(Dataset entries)
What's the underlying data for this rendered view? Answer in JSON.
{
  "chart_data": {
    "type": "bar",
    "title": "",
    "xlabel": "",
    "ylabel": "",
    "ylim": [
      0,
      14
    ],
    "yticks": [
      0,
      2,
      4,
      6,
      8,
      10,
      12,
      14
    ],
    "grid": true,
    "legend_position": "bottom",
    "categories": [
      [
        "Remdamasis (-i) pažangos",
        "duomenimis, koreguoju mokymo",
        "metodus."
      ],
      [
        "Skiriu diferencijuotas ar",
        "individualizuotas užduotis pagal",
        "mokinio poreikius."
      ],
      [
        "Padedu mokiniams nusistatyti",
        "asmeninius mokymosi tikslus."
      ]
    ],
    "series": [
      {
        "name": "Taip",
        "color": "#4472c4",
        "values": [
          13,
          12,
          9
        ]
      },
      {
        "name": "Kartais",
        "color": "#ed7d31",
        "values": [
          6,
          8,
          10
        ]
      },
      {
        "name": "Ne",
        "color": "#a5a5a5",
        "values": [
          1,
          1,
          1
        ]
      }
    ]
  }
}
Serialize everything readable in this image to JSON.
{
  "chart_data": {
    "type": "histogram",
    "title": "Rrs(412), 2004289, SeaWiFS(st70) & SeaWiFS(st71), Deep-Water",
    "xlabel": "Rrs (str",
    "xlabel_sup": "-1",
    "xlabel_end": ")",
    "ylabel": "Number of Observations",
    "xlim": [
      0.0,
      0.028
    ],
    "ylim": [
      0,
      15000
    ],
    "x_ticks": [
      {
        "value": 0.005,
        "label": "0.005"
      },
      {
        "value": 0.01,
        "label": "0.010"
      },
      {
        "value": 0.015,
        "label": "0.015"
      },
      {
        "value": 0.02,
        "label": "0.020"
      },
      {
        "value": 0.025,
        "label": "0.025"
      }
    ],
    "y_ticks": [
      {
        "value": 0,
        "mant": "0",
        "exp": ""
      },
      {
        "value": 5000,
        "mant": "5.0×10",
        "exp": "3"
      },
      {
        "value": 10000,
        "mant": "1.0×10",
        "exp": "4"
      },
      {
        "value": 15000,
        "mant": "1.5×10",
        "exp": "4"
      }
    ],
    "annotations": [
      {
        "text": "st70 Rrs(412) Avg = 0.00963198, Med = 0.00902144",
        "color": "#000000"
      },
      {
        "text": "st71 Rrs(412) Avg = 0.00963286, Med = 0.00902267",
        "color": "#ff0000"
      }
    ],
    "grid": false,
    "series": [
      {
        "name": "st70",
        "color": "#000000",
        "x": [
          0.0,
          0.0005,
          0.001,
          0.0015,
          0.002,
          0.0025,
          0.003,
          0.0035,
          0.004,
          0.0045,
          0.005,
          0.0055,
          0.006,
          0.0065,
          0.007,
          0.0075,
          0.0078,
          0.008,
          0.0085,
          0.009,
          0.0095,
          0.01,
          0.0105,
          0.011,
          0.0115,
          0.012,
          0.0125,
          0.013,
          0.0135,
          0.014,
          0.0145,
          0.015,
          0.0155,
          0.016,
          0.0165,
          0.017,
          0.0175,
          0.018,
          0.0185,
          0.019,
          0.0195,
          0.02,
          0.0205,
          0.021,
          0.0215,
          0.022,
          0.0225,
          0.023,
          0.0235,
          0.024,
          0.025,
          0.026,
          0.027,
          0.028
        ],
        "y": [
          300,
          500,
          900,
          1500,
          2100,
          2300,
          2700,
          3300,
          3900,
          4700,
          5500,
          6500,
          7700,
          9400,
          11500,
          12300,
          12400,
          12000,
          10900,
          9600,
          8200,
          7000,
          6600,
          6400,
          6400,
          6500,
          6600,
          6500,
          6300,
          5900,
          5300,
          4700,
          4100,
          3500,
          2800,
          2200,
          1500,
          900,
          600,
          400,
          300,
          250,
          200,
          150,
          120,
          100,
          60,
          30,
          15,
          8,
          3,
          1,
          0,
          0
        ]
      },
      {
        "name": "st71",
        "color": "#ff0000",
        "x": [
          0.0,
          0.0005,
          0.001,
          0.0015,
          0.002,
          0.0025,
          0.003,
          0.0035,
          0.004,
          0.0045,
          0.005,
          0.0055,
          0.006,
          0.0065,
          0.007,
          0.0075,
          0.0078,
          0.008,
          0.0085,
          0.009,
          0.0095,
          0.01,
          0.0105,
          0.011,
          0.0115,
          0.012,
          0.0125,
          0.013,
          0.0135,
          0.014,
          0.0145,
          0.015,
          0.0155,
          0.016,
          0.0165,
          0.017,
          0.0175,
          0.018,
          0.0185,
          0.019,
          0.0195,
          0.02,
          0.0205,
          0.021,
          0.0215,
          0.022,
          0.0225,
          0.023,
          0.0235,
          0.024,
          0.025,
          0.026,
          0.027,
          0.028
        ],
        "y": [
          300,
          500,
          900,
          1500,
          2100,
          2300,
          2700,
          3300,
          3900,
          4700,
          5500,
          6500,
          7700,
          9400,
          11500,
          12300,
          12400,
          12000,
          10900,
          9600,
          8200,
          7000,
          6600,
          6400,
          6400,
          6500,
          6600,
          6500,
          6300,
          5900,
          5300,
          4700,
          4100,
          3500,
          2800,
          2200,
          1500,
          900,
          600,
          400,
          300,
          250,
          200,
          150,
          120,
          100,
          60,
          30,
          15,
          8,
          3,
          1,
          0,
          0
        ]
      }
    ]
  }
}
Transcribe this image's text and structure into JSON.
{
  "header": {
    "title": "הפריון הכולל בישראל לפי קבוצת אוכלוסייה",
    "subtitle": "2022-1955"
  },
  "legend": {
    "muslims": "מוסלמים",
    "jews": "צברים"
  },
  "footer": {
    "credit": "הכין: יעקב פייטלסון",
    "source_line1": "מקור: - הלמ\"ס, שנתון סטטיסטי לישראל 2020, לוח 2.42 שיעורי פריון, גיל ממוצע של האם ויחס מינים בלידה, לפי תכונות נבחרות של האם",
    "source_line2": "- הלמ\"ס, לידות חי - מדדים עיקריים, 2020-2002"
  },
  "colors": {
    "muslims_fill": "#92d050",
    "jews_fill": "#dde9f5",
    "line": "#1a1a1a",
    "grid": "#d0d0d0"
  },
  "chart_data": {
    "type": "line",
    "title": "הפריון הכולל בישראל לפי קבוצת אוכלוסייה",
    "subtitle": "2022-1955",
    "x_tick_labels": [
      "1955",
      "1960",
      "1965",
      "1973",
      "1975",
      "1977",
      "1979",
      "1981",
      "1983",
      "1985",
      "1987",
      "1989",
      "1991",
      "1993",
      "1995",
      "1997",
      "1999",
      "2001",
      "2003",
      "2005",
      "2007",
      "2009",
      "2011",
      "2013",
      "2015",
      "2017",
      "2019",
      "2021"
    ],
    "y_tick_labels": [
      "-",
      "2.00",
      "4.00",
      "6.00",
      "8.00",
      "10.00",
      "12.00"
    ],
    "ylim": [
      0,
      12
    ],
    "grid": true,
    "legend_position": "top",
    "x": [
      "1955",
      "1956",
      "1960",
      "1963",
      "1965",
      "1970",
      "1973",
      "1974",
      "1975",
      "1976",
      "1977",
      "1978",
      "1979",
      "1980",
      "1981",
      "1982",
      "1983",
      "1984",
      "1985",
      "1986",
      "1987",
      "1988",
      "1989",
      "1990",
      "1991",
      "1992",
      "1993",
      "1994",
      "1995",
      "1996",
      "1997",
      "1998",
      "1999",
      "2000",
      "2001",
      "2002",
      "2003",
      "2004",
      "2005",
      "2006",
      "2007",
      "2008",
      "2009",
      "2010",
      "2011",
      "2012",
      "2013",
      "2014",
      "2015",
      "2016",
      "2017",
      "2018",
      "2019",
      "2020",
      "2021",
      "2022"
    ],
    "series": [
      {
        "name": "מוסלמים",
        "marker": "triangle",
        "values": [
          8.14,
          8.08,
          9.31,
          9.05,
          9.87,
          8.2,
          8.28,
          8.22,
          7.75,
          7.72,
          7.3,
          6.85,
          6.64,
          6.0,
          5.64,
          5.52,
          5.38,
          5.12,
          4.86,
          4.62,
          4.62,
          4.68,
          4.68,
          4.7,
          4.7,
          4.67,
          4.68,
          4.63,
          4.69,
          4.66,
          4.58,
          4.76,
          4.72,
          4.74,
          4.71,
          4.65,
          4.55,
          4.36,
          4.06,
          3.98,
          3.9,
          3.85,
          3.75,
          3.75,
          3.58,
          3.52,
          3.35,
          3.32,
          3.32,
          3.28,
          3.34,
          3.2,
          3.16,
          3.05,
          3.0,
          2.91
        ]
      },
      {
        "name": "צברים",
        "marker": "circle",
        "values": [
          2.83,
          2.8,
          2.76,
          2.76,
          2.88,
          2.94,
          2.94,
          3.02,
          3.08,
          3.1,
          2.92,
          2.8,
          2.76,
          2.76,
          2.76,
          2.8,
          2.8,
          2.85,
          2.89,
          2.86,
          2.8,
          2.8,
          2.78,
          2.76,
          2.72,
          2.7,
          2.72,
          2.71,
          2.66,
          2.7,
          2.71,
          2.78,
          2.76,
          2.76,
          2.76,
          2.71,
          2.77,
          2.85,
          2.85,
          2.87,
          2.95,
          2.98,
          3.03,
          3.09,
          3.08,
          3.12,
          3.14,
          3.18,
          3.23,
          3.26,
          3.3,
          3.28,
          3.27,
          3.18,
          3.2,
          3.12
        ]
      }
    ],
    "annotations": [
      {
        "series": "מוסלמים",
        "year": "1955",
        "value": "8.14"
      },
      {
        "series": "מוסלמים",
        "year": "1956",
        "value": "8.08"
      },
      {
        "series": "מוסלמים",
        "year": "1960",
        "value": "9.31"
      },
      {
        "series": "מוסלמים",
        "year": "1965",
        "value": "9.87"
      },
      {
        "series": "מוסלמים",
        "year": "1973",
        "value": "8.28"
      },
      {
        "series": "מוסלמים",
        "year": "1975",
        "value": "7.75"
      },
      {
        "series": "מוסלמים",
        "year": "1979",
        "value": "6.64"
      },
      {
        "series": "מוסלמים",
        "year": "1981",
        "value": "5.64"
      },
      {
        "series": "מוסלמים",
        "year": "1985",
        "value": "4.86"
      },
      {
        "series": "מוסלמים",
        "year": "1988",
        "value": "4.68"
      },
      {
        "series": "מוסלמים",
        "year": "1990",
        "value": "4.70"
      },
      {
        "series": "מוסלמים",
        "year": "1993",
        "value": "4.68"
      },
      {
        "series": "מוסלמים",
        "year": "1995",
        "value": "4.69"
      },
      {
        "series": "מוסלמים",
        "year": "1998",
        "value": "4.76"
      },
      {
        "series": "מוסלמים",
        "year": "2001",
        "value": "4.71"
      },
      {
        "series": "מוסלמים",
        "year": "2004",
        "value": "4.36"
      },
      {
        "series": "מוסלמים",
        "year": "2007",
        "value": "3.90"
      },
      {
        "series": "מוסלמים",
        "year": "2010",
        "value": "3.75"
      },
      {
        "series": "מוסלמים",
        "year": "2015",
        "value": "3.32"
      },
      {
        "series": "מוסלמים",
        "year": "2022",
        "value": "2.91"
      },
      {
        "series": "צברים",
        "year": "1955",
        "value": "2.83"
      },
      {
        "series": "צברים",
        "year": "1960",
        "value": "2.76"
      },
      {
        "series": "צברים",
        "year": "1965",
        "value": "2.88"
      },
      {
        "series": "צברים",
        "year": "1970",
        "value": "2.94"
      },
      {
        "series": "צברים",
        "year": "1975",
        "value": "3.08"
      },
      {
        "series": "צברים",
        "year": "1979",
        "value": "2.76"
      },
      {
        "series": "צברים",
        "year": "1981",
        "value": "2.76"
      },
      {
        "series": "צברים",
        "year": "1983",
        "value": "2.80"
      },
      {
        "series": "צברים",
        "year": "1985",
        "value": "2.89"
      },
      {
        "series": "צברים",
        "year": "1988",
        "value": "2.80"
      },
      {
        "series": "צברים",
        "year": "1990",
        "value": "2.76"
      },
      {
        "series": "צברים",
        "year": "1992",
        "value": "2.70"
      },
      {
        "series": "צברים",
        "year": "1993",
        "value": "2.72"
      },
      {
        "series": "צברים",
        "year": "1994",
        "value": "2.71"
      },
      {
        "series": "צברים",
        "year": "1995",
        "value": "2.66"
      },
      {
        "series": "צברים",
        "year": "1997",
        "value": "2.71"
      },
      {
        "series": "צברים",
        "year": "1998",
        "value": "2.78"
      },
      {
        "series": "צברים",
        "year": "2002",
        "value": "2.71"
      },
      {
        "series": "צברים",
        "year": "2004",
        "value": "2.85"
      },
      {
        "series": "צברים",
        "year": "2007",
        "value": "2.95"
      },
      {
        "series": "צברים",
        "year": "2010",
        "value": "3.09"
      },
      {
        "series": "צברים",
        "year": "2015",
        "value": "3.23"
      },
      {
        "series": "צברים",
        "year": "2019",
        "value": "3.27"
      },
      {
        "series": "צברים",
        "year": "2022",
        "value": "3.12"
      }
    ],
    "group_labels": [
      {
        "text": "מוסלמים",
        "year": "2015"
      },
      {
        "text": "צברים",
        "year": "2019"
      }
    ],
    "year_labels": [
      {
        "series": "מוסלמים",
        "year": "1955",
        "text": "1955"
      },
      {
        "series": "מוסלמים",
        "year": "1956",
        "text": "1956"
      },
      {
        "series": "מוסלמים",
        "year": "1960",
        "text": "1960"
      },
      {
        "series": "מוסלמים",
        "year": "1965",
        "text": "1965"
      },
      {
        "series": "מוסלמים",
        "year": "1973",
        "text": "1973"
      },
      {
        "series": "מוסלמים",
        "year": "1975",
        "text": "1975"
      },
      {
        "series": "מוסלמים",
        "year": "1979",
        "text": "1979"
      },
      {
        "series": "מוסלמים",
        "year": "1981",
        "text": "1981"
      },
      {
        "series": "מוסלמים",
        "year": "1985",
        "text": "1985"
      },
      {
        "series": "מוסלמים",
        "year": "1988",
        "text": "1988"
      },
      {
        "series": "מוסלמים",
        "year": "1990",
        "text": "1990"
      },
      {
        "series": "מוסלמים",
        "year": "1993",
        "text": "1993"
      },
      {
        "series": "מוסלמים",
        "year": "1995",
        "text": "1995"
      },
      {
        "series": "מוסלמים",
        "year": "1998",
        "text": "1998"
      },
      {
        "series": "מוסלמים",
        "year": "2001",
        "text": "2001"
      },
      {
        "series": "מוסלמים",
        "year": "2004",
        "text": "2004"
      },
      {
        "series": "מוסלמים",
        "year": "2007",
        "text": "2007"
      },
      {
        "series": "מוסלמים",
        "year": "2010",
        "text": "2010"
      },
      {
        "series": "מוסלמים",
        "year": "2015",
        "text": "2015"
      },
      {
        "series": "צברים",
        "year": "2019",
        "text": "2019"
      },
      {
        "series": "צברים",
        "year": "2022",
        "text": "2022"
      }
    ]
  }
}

Exercise aim -
Search the data for the string "subtitle". List each line that has it.

Answer to the problem -
    "subtitle": "2022-1955"
    "subtitle": "2022-1955",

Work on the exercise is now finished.